Exercise instructions: Retype all the records with nothing changed.

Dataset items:
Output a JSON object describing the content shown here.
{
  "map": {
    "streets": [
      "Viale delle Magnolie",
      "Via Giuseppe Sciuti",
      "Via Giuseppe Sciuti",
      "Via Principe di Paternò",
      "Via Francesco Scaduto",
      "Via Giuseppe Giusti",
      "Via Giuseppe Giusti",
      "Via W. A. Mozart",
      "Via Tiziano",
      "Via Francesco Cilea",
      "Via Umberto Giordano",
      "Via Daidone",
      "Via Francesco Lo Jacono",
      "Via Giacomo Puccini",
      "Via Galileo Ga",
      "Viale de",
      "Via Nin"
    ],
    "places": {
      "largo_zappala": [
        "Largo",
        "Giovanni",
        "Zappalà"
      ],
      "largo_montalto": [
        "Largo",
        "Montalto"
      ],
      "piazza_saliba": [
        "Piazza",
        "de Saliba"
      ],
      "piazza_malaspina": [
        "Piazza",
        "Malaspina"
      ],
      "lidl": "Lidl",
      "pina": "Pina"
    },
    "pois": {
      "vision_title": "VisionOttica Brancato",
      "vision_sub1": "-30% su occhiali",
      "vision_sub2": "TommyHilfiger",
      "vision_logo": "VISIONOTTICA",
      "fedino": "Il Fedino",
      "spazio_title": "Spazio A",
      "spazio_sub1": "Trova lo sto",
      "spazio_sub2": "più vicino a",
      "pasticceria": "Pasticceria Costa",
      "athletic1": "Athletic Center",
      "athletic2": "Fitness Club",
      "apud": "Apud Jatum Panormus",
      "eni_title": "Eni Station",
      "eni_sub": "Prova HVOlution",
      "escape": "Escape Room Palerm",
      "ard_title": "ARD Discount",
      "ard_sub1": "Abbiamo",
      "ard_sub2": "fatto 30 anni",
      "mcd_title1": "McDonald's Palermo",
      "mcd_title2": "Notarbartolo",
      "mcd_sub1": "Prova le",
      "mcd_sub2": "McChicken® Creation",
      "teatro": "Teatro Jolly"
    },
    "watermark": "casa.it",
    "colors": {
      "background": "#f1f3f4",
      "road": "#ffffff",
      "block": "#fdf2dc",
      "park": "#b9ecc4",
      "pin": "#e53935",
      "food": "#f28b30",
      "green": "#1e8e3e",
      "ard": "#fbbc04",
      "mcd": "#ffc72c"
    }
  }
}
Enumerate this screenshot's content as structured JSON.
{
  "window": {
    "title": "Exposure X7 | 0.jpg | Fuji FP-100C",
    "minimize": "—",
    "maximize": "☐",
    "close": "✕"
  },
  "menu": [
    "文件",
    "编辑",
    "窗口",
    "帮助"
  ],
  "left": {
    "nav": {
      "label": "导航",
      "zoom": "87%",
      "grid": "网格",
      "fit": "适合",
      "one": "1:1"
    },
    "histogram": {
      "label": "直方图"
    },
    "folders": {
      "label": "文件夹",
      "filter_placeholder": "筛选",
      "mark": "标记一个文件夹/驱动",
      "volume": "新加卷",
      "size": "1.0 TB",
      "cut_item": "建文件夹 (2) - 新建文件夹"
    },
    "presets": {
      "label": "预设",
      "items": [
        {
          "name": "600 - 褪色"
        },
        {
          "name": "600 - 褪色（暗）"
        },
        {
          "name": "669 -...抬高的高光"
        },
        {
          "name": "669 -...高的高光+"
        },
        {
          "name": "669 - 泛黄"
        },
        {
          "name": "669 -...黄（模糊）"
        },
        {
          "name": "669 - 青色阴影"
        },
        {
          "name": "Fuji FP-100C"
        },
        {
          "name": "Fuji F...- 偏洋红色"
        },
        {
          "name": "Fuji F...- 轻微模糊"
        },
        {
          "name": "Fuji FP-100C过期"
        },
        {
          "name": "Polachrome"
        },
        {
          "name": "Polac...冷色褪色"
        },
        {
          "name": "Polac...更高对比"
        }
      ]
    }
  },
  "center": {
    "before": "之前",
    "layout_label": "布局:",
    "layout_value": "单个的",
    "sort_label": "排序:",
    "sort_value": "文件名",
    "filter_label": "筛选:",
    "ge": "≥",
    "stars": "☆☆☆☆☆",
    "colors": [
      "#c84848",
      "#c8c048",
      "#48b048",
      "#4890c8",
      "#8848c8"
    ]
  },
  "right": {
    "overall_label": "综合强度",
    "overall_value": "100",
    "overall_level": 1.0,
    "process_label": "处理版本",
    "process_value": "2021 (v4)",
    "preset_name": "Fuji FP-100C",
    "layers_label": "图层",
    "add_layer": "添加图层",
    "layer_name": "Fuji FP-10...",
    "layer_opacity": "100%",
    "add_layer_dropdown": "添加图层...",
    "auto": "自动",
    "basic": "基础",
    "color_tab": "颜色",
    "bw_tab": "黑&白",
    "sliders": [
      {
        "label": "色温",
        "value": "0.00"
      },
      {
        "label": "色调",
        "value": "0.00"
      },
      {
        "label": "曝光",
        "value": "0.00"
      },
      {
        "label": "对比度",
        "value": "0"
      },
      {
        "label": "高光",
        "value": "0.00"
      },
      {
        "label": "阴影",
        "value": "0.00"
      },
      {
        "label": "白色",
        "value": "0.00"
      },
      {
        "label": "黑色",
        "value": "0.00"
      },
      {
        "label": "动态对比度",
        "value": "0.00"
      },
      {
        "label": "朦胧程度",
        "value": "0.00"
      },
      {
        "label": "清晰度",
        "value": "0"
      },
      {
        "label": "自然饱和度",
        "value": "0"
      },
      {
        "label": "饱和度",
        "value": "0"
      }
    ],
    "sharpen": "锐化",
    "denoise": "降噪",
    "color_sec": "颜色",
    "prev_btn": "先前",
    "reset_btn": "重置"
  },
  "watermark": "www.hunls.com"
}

Full solution:
Output a JSON object describing the content shown here.
{
  "map": {
    "streets": [
      "Viale delle Magnolie",
      "Via Giuseppe Sciuti",
      "Via Giuseppe Sciuti",
      "Via Principe di Paternò",
      "Via Francesco Scaduto",
      "Via Giuseppe Giusti",
      "Via Giuseppe Giusti",
      "Via W. A. Mozart",
      "Via Tiziano",
      "Via Francesco Cilea",
      "Via Umberto Giordano",
      "Via Daidone",
      "Via Francesco Lo Jacono",
      "Via Giacomo Puccini",
      "Via Galileo Ga",
      "Viale de",
      "Via Nin"
    ],
    "places": {
      "largo_zappala": [
        "Largo",
        "Giovanni",
        "Zappalà"
      ],
      "largo_montalto": [
        "Largo",
        "Montalto"
      ],
      "piazza_saliba": [
        "Piazza",
        "de Saliba"
      ],
      "piazza_malaspina": [
        "Piazza",
        "Malaspina"
      ],
      "lidl": "Lidl",
      "pina": "Pina"
    },
    "pois": {
      "vision_title": "VisionOttica Brancato",
      "vision_sub1": "-30% su occhiali",
      "vision_sub2": "TommyHilfiger",
      "vision_logo": "VISIONOTTICA",
      "fedino": "Il Fedino",
      "spazio_title": "Spazio A",
      "spazio_sub1": "Trova lo sto",
      "spazio_sub2": "più vicino a",
      "pasticceria": "Pasticceria Costa",
      "athletic1": "Athletic Center",
      "athletic2": "Fitness Club",
      "apud": "Apud Jatum Panormus",
      "eni_title": "Eni Station",
      "eni_sub": "Prova HVOlution",
      "escape": "Escape Room Palerm",
      "ard_title": "ARD Discount",
      "ard_sub1": "Abbiamo",
      "ard_sub2": "fatto 30 anni",
      "mcd_title1": "McDonald's Palermo",
      "mcd_title2": "Notarbartolo",
      "mcd_sub1": "Prova le",
      "mcd_sub2": "McChicken® Creation",
      "teatro": "Teatro Jolly"
    },
    "watermark": "casa.it",
    "colors": {
      "background": "#f1f3f4",
      "road": "#ffffff",
      "block": "#fdf2dc",
      "park": "#b9ecc4",
      "pin": "#e53935",
      "food": "#f28b30",
      "green": "#1e8e3e",
      "ard": "#fbbc04",
      "mcd": "#ffc72c"
    }
  }
}
Enumerate this screenshot's content as structured JSON.
{
  "window": {
    "title": "Exposure X7 | 0.jpg | Fuji FP-100C",
    "minimize": "—",
    "maximize": "☐",
    "close": "✕"
  },
  "menu": [
    "文件",
    "编辑",
    "窗口",
    "帮助"
  ],
  "left": {
    "nav": {
      "label": "导航",
      "zoom": "87%",
      "grid": "网格",
      "fit": "适合",
      "one": "1:1"
    },
    "histogram": {
      "label": "直方图"
    },
    "folders": {
      "label": "文件夹",
      "filter_placeholder": "筛选",
      "mark": "标记一个文件夹/驱动",
      "volume": "新加卷",
      "size": "1.0 TB",
      "cut_item": "建文件夹 (2) - 新建文件夹"
    },
    "presets": {
      "label": "预设",
      "items": [
        {
          "name": "600 - 褪色"
        },
        {
          "name": "600 - 褪色（暗）"
        },
        {
          "name": "669 -...抬高的高光"
        },
        {
          "name": "669 -...高的高光+"
        },
        {
          "name": "669 - 泛黄"
        },
        {
          "name": "669 -...黄（模糊）"
        },
        {
          "name": "669 - 青色阴影"
        },
        {
          "name": "Fuji FP-100C"
        },
        {
          "name": "Fuji F...- 偏洋红色"
        },
        {
          "name": "Fuji F...- 轻微模糊"
        },
        {
          "name": "Fuji FP-100C过期"
        },
        {
          "name": "Polachrome"
        },
        {
          "name": "Polac...冷色褪色"
        },
        {
          "name": "Polac...更高对比"
        }
      ]
    }
  },
  "center": {
    "before": "之前",
    "layout_label": "布局:",
    "layout_value": "单个的",
    "sort_label": "排序:",
    "sort_value": "文件名",
    "filter_label": "筛选:",
    "ge": "≥",
    "stars": "☆☆☆☆☆",
    "colors": [
      "#c84848",
      "#c8c048",
      "#48b048",
      "#4890c8",
      "#8848c8"
    ]
  },
  "right": {
    "overall_label": "综合强度",
    "overall_value": "100",
    "overall_level": 1.0,
    "process_label": "处理版本",
    "process_value": "2021 (v4)",
    "preset_name": "Fuji FP-100C",
    "layers_label": "图层",
    "add_layer": "添加图层",
    "layer_name": "Fuji FP-10...",
    "layer_opacity": "100%",
    "add_layer_dropdown": "添加图层...",
    "auto": "自动",
    "basic": "基础",
    "color_tab": "颜色",
    "bw_tab": "黑&白",
    "sliders": [
      {
        "label": "色温",
        "value": "0.00"
      },
      {
        "label": "色调",
        "value": "0.00"
      },
      {
        "label": "曝光",
        "value": "0.00"
      },
      {
        "label": "对比度",
        "value": "0"
      },
      {
        "label": "高光",
        "value": "0.00"
      },
      {
        "label": "阴影",
        "value": "0.00"
      },
      {
        "label": "白色",
        "value": "0.00"
      },
      {
        "label": "黑色",
        "value": "0.00"
      },
      {
        "label": "动态对比度",
        "value": "0.00"
      },
      {
        "label": "朦胧程度",
        "value": "0.00"
      },
      {
        "label": "清晰度",
        "value": "0"
      },
      {
        "label": "自然饱和度",
        "value": "0"
      },
      {
        "label": "饱和度",
        "value": "0"
      }
    ],
    "sharpen": "锐化",
    "denoise": "降噪",
    "color_sec": "颜色",
    "prev_btn": "先前",
    "reset_btn": "重置"
  },
  "watermark": "www.hunls.com"
}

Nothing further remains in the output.